DGE Analysis- Kevin Lin

Presentation (PowerPoint):

** All relevant code is found in the document**

Challenges Faced:

  • In the beginning, I was unable to run the collapseRows function. However, after consulting the deliverables troubleshooting thread and adjusting the expression set data, I was able to run the function. The issue was due to the addition of a character column (gene symbols) to the expression set which converted all the other columns into a character data type which had to be converted back into a numeric data type.
  • Another issue that I had was not being able to run the lmFit function due to issues with my expression set data. This was resolved after researching potential issues and discovering that by using the tidyverse package and renaming the rownames of the input data, the lmFit function could be run.
  • Contacting my other group members continued to be an issue, so I was switched to another team after the second deliverables meeting.

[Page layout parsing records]
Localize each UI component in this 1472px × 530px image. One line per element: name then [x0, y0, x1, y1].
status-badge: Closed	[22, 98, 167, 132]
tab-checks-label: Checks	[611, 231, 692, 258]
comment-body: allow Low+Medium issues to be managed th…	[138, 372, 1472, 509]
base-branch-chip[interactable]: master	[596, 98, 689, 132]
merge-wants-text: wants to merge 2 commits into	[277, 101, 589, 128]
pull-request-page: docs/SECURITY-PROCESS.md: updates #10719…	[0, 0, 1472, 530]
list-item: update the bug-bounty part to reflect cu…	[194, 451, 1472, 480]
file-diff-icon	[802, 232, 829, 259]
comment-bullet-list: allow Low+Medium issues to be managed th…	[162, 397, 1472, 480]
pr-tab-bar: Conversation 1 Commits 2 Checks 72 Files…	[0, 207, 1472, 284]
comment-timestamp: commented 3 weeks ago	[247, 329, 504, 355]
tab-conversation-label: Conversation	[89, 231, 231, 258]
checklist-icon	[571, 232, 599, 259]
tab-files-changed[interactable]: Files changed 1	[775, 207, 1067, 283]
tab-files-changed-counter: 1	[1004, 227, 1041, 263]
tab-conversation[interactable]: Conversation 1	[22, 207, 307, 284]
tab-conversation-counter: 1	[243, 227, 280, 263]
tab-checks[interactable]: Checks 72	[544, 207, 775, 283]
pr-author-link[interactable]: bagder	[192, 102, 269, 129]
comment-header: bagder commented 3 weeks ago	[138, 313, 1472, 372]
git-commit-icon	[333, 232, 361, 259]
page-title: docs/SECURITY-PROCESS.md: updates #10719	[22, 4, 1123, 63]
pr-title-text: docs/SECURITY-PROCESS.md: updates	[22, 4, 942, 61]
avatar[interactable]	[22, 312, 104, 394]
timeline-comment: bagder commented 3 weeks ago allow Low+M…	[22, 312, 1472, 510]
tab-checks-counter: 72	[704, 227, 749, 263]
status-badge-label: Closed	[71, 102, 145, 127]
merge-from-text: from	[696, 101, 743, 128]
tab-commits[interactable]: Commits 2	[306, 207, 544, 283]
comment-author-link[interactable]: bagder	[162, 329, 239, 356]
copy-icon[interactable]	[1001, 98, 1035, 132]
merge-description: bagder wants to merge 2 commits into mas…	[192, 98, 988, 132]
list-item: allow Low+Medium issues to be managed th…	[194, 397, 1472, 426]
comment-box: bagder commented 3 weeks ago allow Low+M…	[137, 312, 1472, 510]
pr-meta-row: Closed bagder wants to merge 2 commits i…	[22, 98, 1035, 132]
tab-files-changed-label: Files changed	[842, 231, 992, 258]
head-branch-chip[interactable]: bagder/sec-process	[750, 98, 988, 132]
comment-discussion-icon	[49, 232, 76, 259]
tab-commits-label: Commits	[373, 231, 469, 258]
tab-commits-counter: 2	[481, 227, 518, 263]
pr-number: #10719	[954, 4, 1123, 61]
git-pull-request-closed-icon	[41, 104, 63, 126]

### EXERCISE DIRECTIONS
Carry on the DGE analysis write-up from its last sentence, adding further text in the same style. The records are separate material and have nothing to do with the text.

### WRITTEN ANSWER
Summary of Work:

  • Annotations using hgu133plus2.db to map probe IDs with gene symbols
  • Refined expression set data by omitting rows with duplicates (gene symbols and probe IDs) and missing data using collapseRows and na.omit function
  • Researched tidyverse package and used it to edit refined expression set data
  • Filtered out genes below 2nd centile of expression distribution of dataset
  • Analyzed data with limma package and sorted top DEGs using topTable function
  • Generated and edited heatmap and volcano plot of DEGs
  • Created and delivered a presentation of all work completed
  • Explained the process of completing annotations in order to code probe IDs into gene symbols

Further Notes:

  • Although I think the heatmap of my top DEGs could have looked a lot better, I was able to make observations based on it. I was especially proud with my ability to explain the process of my work during my deliverable presentation. Independent research played a crucial role in overcoming errors in my code.